[TEXT SHOWN]:
I was doing some .NET programming in WPF which involved reading .png and .txt files, placing images on a canvas, moving them around and then removing them and all of a sudden I get a bluescreen. I didn't think my little tinkering could cause a driver issue until I restarted and did the exact same thing with my program and I got another driver error. It seems that an intel graphics driver had failed and my resolution went way down. No bluescreen the second time, though. I was playing pretty fast and loose adding and removing elements from the children of the canvas. My question is, how could such simple programming cause such a serious error and how do I fix it?
As a first order approximation all bluescreens are caused by buggy drivers, and most driver bugs are race conditions. (see footnote 1) That is - it's not necessarily the specific operations, but the exact timing of them interacting with other things that are out of your control.
So if you can nail it down to a sequence of operations, then you can just avoid that sequence. but usually the only fix is to get better drivers - and not necessarily the latest drivers, sometimes its best to go back to an older set of drivers.
footnotes:
1 Of course, not all bluescreens are drivers, but they are all from kernel mode, it should never be possible for user mode code to make calls that crash in kernel mode, so when you hit a bluescreen, you have found a bug in some component that runs in kernel mode. A bluescreen is by definition not your bug (2) (or not only your bug).
2 unless you write drivers.

[RECORDED DATA]:
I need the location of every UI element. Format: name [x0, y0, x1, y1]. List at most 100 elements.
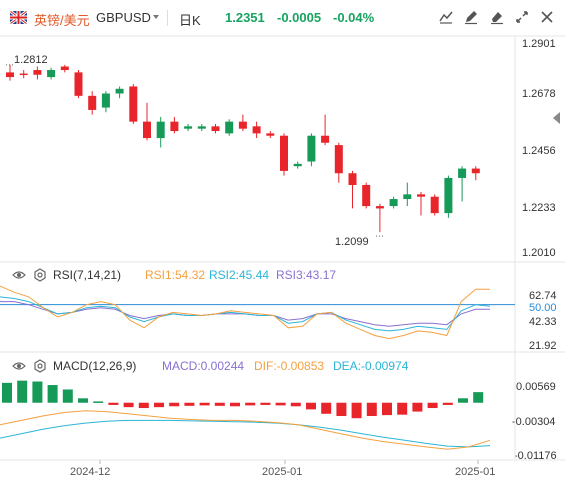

[TO DO]:
(a) Could you extract the passage of the WPF bluescreen text that begins at "So if you can" and stops after "only your bug).", copying it unchanged?
(b) How would the WPF bluescreen discussion go on? Write what follows its final line.

[RESULTS]:
(a)
So if you can nail it down to a sequence of operations, then you can just avoid that sequence. but usually the only fix is to get better drivers - and not necessarily the latest drivers, sometimes its best to go back to an older set of drivers.
footnotes:
1 Of course, not all bluescreens are drivers, but they are all from kernel mode, it should never be possible for user mode code to make calls that crash in kernel mode, so when you hit a bluescreen, you have found a bug in some component that runs in kernel mode. A bluescreen is by definition not your bug (2) (or not only your bug).

(b)
It sounds like you have a buggy graphics driver. WPF by itself cannot trigger a blue screen -- but WPF does call DirectX, which in turn calls the graphics driver -- and if the graphics driver contains bugs, those can cause a blue screen.
You cannot fix this at the WPF level, because WPF is innocent in this particular problem. You need to update your graphics driver. A possible workaround if there are no updates or the latest version doesn't fix it is to disable hardware acceleration for WPF, as this may avoid hitting the buggy bit of the driver.
Try disabling WPF hardware rendering (DirectX) and see if your problem goes away:
Graphics Rendering Registry Settings
Excerpt:
Disable Hardware Acceleration Option
HKEY_CURRENT_USER\SOFTWARE\Microsoft\Avalon.Graphics\DisableHWAcceleration
DWORD
The disable hardware acceleration option enables you to turn off hardware acceleration for debugging and test purposes. When you see rendering artifacts in an application, try turning off hardware acceleration. If the artifact disappears, the problem might be with your video driver.
The disable hardware acceleration option is a DWORD value that is either 0 or 1. A value of 1 disables hardware acceleration. A value of 0 enables hardware acceleration, provided the system meets hardware acceleration requirements; for more information, see Graphics Rendering Tiers.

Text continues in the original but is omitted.